MATERIAL SUPPLIED:

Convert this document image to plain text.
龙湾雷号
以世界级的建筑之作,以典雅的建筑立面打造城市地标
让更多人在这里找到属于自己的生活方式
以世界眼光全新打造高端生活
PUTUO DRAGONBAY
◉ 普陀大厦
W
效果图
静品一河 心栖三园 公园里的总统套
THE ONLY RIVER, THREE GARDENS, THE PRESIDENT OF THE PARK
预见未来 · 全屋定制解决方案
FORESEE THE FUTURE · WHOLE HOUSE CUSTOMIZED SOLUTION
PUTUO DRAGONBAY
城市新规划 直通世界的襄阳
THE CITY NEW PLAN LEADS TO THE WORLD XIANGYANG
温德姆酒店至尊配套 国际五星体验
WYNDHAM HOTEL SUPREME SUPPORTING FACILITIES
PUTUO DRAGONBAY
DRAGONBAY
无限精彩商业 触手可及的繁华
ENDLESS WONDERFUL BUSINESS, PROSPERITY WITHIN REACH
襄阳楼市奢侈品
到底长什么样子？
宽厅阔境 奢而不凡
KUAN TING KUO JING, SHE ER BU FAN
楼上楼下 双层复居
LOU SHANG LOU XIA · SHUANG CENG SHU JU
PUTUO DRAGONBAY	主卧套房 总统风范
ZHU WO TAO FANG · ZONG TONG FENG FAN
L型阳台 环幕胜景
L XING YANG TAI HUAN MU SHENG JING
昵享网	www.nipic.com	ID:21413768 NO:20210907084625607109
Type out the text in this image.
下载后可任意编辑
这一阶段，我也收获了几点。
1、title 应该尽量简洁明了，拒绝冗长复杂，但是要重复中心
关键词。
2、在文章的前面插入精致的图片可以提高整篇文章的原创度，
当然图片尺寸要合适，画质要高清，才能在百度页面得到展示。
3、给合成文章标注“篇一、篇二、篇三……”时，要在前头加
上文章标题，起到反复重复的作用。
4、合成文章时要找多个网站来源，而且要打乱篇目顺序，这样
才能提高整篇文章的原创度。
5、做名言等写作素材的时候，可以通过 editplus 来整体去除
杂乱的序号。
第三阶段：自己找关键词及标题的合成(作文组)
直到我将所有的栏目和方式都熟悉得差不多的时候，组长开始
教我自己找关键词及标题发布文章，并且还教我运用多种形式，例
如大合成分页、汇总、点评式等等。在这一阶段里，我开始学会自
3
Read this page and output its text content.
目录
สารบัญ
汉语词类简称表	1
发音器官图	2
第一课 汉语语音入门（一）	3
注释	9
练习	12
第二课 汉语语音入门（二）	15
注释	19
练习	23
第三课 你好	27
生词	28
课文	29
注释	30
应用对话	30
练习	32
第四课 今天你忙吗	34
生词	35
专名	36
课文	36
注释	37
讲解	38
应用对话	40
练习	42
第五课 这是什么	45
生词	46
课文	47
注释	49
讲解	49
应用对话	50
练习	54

YOUR TASK:
Count how many lines include the string "text". Nothing but the number is needed.

WRITTEN SOLUTION:
3